_What is needed_
Every record should be copied exactly, except that pictures are to be omitted.

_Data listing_
--- Start ---
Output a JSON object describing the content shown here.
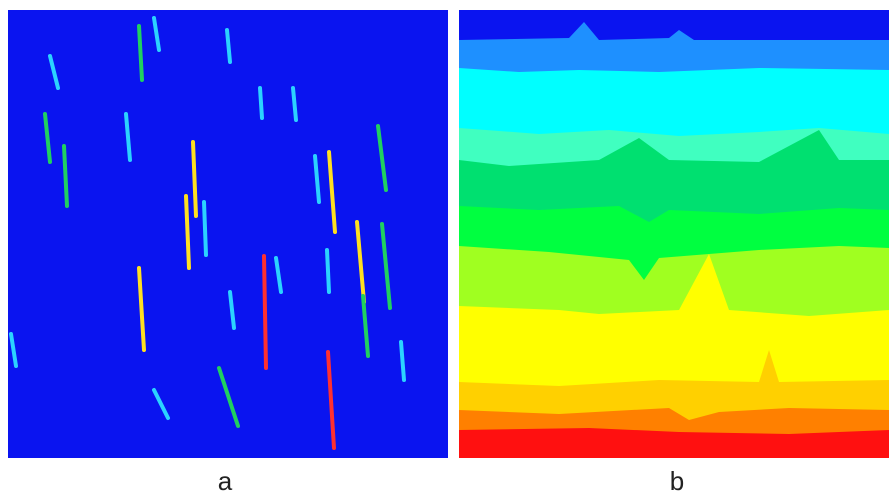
{
  "panels": [
    {
      "caption": "a",
      "background": "#0a14f0",
      "stripe_colors": [
        "#1ab0e8",
        "#2bd3ff",
        "#20d060",
        "#ffe020",
        "#ff3030"
      ]
    },
    {
      "caption": "b",
      "band_colors": [
        "#0a14f0",
        "#1e90ff",
        "#00ffff",
        "#40ffc0",
        "#00e070",
        "#00ff40",
        "#a0ff20",
        "#ffff00",
        "#ffd000",
        "#ff8000",
        "#ff1010"
      ]
    }
  ]
}
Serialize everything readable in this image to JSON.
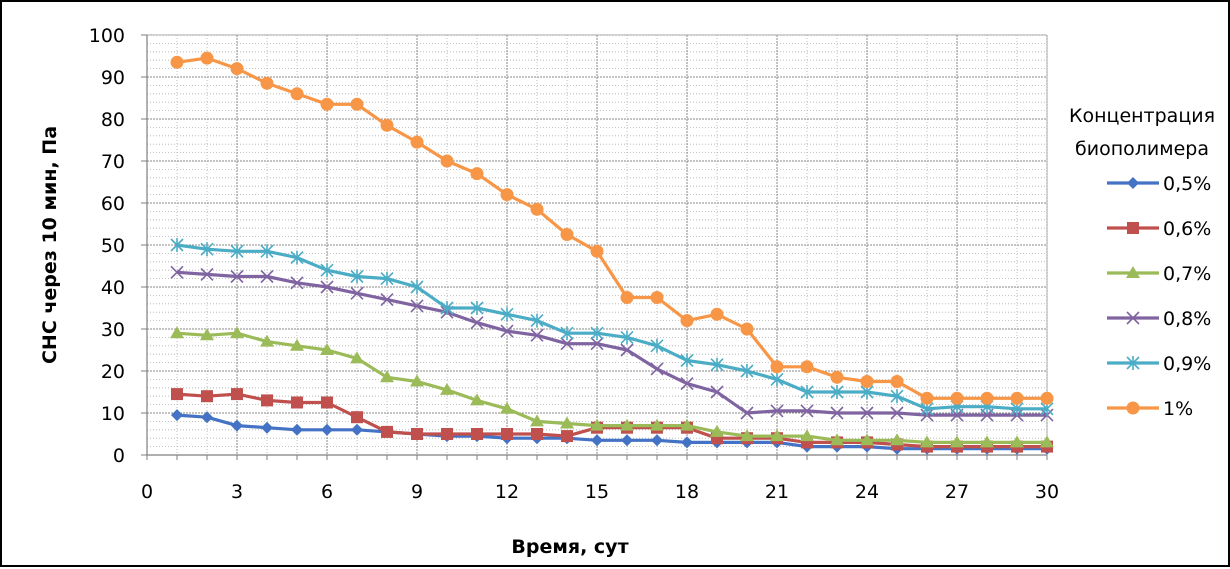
{
  "chart_data": {
    "type": "line",
    "title": "",
    "xlabel": "Время, сут",
    "ylabel": "СНС через 10 мин, Па",
    "xlim": [
      0,
      30
    ],
    "ylim": [
      0,
      100
    ],
    "x_ticks": [
      "0",
      "3",
      "6",
      "9",
      "12",
      "15",
      "18",
      "21",
      "24",
      "27",
      "30"
    ],
    "y_ticks": [
      "0",
      "10",
      "20",
      "30",
      "40",
      "50",
      "60",
      "70",
      "80",
      "90",
      "100"
    ],
    "grid": true,
    "legend_position": "right",
    "legend_title": [
      "Концентрация",
      "биополимера"
    ],
    "x": [
      1,
      2,
      3,
      4,
      5,
      6,
      7,
      8,
      9,
      10,
      11,
      12,
      13,
      14,
      15,
      16,
      17,
      18,
      19,
      20,
      21,
      22,
      23,
      24,
      25,
      26,
      27,
      28,
      29,
      30
    ],
    "series": [
      {
        "name": "0,5%",
        "color": "#4472c4",
        "marker": "diamond",
        "values": [
          9.5,
          9,
          7,
          6.5,
          6,
          6,
          6,
          5.5,
          5,
          4.5,
          4.5,
          4,
          4,
          4,
          3.5,
          3.5,
          3.5,
          3,
          3,
          3,
          3,
          2,
          2,
          2,
          1.5,
          1.5,
          1.5,
          1.5,
          1.5,
          1.5
        ]
      },
      {
        "name": "0,6%",
        "color": "#c0504d",
        "marker": "square",
        "values": [
          14.5,
          14,
          14.5,
          13,
          12.5,
          12.5,
          9,
          5.5,
          5,
          5,
          5,
          5,
          5,
          4.5,
          6.5,
          6.5,
          6.5,
          6.5,
          4,
          4,
          4,
          3,
          3,
          3,
          2.5,
          2,
          2,
          2,
          2,
          2
        ]
      },
      {
        "name": "0,7%",
        "color": "#9bbb59",
        "marker": "triangle",
        "values": [
          29,
          28.5,
          29,
          27,
          26,
          25,
          23,
          18.5,
          17.5,
          15.5,
          13,
          11,
          8,
          7.5,
          7,
          7,
          7,
          7,
          5.5,
          4.5,
          4.5,
          4.5,
          3.5,
          3.5,
          3.5,
          3,
          3,
          3,
          3,
          3
        ]
      },
      {
        "name": "0,8%",
        "color": "#8064a2",
        "marker": "x",
        "values": [
          43.5,
          43,
          42.5,
          42.5,
          41,
          40,
          38.5,
          37,
          35.5,
          34,
          31.5,
          29.5,
          28.5,
          26.5,
          26.5,
          25,
          20.5,
          17,
          15,
          10,
          10.5,
          10.5,
          10,
          10,
          10,
          9.5,
          9.5,
          9.5,
          9.5,
          9.5
        ]
      },
      {
        "name": "0,9%",
        "color": "#4bacc6",
        "marker": "star",
        "values": [
          50,
          49,
          48.5,
          48.5,
          47,
          44,
          42.5,
          42,
          40,
          35,
          35,
          33.5,
          32,
          29,
          29,
          28,
          26,
          22.5,
          21.5,
          20,
          18,
          15,
          15,
          15,
          14,
          11,
          11.5,
          11.5,
          11,
          11
        ]
      },
      {
        "name": "1%",
        "color": "#f79646",
        "marker": "circle",
        "values": [
          93.5,
          94.5,
          92,
          88.5,
          86,
          83.5,
          83.5,
          78.5,
          74.5,
          70,
          67,
          62,
          58.5,
          52.5,
          48.5,
          37.5,
          37.5,
          32,
          33.5,
          30,
          21,
          21,
          18.5,
          17.5,
          17.5,
          13.5,
          13.5,
          13.5,
          13.5,
          13.5
        ]
      }
    ]
  }
}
--- End ---
_Answer to this exercise_
Output a JSON object describing the content shown here.
{
  "panels": [
    {
      "caption": "a",
      "background": "#0a14f0",
      "stripe_colors": [
        "#1ab0e8",
        "#2bd3ff",
        "#20d060",
        "#ffe020",
        "#ff3030"
      ]
    },
    {
      "caption": "b",
      "band_colors": [
        "#0a14f0",
        "#1e90ff",
        "#00ffff",
        "#40ffc0",
        "#00e070",
        "#00ff40",
        "#a0ff20",
        "#ffff00",
        "#ffd000",
        "#ff8000",
        "#ff1010"
      ]
    }
  ]
}
Serialize everything readable in this image to JSON.
{
  "chart_data": {
    "type": "line",
    "title": "",
    "xlabel": "Время, сут",
    "ylabel": "СНС через 10 мин, Па",
    "xlim": [
      0,
      30
    ],
    "ylim": [
      0,
      100
    ],
    "x_ticks": [
      "0",
      "3",
      "6",
      "9",
      "12",
      "15",
      "18",
      "21",
      "24",
      "27",
      "30"
    ],
    "y_ticks": [
      "0",
      "10",
      "20",
      "30",
      "40",
      "50",
      "60",
      "70",
      "80",
      "90",
      "100"
    ],
    "grid": true,
    "legend_position": "right",
    "legend_title": [
      "Концентрация",
      "биополимера"
    ],
    "x": [
      1,
      2,
      3,
      4,
      5,
      6,
      7,
      8,
      9,
      10,
      11,
      12,
      13,
      14,
      15,
      16,
      17,
      18,
      19,
      20,
      21,
      22,
      23,
      24,
      25,
      26,
      27,
      28,
      29,
      30
    ],
    "series": [
      {
        "name": "0,5%",
        "color": "#4472c4",
        "marker": "diamond",
        "values": [
          9.5,
          9,
          7,
          6.5,
          6,
          6,
          6,
          5.5,
          5,
          4.5,
          4.5,
          4,
          4,
          4,
          3.5,
          3.5,
          3.5,
          3,
          3,
          3,
          3,
          2,
          2,
          2,
          1.5,
          1.5,
          1.5,
          1.5,
          1.5,
          1.5
        ]
      },
      {
        "name": "0,6%",
        "color": "#c0504d",
        "marker": "square",
        "values": [
          14.5,
          14,
          14.5,
          13,
          12.5,
          12.5,
          9,
          5.5,
          5,
          5,
          5,
          5,
          5,
          4.5,
          6.5,
          6.5,
          6.5,
          6.5,
          4,
          4,
          4,
          3,
          3,
          3,
          2.5,
          2,
          2,
          2,
          2,
          2
        ]
      },
      {
        "name": "0,7%",
        "color": "#9bbb59",
        "marker": "triangle",
        "values": [
          29,
          28.5,
          29,
          27,
          26,
          25,
          23,
          18.5,
          17.5,
          15.5,
          13,
          11,
          8,
          7.5,
          7,
          7,
          7,
          7,
          5.5,
          4.5,
          4.5,
          4.5,
          3.5,
          3.5,
          3.5,
          3,
          3,
          3,
          3,
          3
        ]
      },
      {
        "name": "0,8%",
        "color": "#8064a2",
        "marker": "x",
        "values": [
          43.5,
          43,
          42.5,
          42.5,
          41,
          40,
          38.5,
          37,
          35.5,
          34,
          31.5,
          29.5,
          28.5,
          26.5,
          26.5,
          25,
          20.5,
          17,
          15,
          10,
          10.5,
          10.5,
          10,
          10,
          10,
          9.5,
          9.5,
          9.5,
          9.5,
          9.5
        ]
      },
      {
        "name": "0,9%",
        "color": "#4bacc6",
        "marker": "star",
        "values": [
          50,
          49,
          48.5,
          48.5,
          47,
          44,
          42.5,
          42,
          40,
          35,
          35,
          33.5,
          32,
          29,
          29,
          28,
          26,
          22.5,
          21.5,
          20,
          18,
          15,
          15,
          15,
          14,
          11,
          11.5,
          11.5,
          11,
          11
        ]
      },
      {
        "name": "1%",
        "color": "#f79646",
        "marker": "circle",
        "values": [
          93.5,
          94.5,
          92,
          88.5,
          86,
          83.5,
          83.5,
          78.5,
          74.5,
          70,
          67,
          62,
          58.5,
          52.5,
          48.5,
          37.5,
          37.5,
          32,
          33.5,
          30,
          21,
          21,
          18.5,
          17.5,
          17.5,
          13.5,
          13.5,
          13.5,
          13.5,
          13.5
        ]
      }
    ]
  }
}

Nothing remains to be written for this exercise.